▶ **Problem description**:
Scan the material and copy every line in which "object" appears.

▶ **Supplied entries**:
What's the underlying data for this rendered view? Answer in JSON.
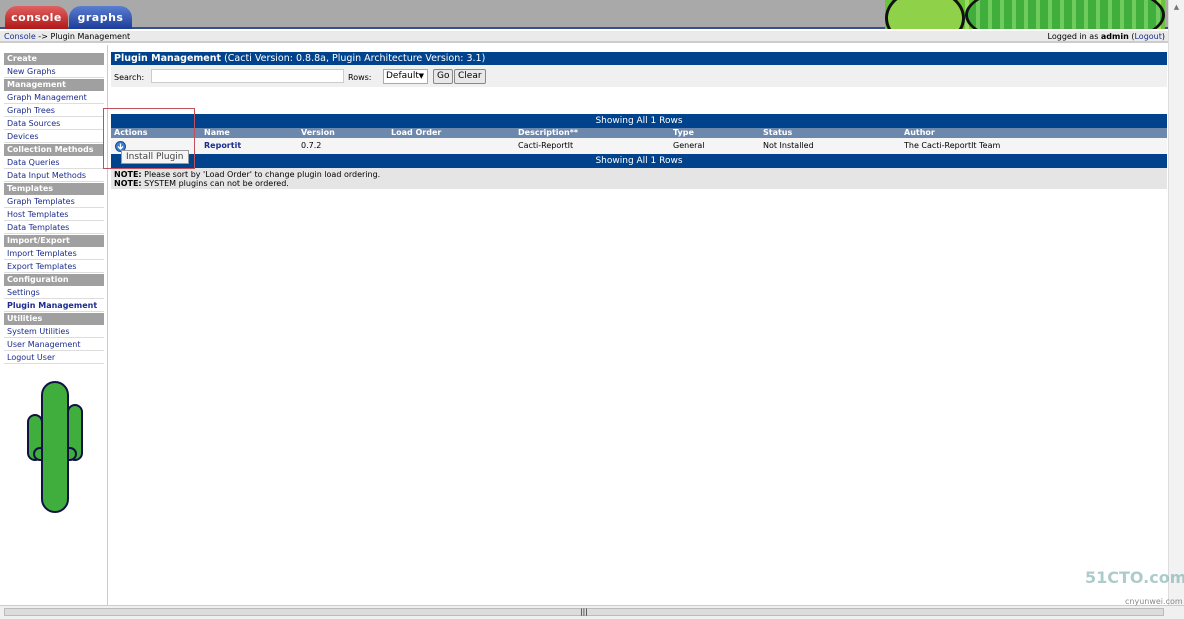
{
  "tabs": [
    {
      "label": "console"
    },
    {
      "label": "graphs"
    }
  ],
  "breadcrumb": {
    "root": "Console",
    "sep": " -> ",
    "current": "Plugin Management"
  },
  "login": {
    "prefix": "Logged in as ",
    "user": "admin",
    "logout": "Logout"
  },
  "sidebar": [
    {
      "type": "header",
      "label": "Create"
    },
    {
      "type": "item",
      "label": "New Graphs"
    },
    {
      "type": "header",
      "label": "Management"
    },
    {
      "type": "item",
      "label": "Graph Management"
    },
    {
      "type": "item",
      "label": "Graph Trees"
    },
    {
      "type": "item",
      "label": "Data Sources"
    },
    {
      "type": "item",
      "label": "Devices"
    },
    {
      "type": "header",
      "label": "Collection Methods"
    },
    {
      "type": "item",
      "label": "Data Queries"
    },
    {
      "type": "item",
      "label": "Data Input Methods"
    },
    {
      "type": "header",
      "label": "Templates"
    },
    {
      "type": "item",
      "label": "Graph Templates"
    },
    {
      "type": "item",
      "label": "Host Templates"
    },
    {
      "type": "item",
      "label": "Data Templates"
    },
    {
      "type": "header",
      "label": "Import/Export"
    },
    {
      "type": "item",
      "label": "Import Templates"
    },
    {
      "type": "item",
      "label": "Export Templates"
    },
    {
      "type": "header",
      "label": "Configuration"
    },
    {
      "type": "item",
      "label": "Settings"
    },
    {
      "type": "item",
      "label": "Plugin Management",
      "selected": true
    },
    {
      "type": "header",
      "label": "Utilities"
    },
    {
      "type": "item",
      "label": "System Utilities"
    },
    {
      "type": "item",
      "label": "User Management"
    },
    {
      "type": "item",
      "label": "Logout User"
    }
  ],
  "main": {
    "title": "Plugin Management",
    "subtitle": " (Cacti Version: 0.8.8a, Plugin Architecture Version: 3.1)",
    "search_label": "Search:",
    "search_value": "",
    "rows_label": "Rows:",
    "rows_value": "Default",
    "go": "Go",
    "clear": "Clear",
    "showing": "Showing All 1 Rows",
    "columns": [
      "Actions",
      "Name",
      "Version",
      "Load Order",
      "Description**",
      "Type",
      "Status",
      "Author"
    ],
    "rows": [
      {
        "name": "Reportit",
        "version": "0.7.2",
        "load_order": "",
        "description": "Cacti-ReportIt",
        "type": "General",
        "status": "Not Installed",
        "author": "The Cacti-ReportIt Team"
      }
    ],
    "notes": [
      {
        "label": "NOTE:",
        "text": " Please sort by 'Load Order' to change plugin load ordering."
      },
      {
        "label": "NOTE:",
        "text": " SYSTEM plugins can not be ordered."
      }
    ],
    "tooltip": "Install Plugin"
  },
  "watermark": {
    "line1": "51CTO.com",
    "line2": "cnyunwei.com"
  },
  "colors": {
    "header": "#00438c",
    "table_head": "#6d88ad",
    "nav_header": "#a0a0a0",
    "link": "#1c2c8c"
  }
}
--
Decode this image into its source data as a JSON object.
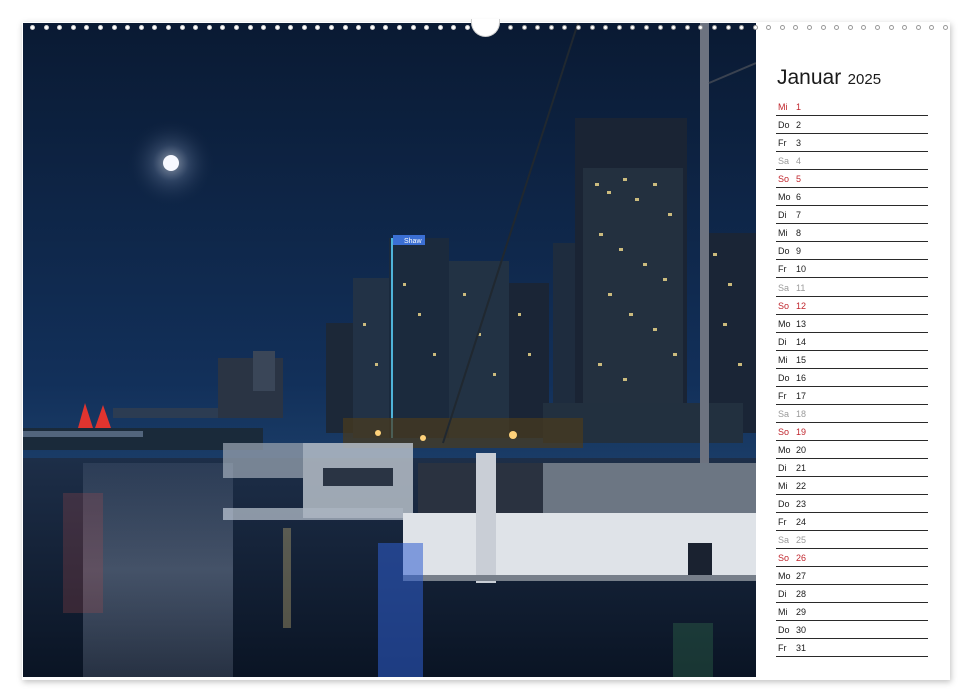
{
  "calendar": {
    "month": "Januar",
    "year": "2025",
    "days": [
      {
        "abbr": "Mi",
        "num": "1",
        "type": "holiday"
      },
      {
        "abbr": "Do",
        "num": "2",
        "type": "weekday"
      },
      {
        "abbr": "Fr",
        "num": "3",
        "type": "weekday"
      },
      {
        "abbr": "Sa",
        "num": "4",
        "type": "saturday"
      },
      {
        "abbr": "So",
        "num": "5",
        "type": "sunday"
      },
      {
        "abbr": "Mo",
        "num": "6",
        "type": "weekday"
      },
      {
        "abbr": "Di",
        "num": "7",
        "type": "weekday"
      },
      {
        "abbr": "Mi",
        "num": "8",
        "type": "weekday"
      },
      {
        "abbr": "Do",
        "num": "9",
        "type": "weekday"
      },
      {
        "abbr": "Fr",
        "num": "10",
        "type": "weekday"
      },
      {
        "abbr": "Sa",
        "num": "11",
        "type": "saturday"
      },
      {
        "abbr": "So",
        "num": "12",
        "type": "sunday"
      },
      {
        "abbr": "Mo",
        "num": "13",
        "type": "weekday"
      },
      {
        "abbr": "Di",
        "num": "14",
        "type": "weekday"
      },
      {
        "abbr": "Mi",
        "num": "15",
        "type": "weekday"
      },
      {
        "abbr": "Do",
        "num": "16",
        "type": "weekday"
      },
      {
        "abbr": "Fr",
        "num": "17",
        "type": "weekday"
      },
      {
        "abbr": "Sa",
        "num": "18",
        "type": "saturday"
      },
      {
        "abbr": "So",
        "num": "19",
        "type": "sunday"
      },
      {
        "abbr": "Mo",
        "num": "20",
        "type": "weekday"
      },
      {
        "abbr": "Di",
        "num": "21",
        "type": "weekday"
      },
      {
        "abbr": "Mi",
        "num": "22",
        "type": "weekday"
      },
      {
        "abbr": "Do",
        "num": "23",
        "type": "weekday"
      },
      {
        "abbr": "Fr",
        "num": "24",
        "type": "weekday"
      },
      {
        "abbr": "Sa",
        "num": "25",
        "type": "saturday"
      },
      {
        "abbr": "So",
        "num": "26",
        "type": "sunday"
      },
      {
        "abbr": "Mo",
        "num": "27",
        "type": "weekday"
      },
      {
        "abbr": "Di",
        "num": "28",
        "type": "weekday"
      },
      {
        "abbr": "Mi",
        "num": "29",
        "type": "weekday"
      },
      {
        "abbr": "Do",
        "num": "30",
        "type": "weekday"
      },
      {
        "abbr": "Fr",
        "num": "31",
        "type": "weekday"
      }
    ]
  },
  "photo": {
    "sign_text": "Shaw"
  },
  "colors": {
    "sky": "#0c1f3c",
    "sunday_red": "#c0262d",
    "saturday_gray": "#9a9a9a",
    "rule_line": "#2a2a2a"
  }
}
* * *
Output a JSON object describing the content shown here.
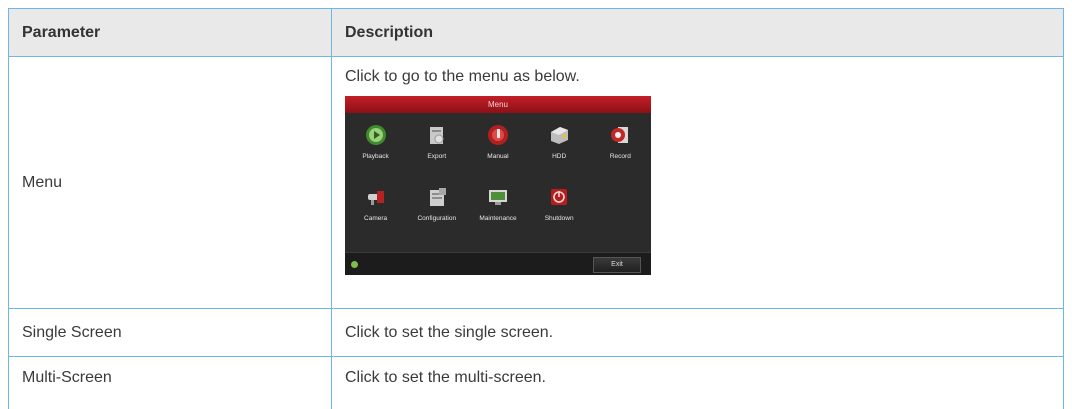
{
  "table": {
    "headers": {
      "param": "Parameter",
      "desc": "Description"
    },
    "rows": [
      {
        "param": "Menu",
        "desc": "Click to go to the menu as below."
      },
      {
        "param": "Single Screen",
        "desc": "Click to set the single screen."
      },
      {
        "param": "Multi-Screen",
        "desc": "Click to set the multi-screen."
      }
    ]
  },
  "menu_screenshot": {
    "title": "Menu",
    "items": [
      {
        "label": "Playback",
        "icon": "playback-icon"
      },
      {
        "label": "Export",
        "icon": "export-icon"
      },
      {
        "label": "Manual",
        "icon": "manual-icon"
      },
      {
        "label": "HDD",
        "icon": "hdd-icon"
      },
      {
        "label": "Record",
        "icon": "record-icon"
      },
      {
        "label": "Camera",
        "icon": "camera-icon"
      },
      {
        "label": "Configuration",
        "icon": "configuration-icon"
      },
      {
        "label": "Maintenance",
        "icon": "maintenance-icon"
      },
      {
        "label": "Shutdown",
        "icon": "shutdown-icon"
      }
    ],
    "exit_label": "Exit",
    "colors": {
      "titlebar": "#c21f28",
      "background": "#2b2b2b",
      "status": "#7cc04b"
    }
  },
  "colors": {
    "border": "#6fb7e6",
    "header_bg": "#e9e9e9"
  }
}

▶ **Answer to the task**:
Decode this image into its source data as a JSON object.
Output a JSON object describing the content shown here.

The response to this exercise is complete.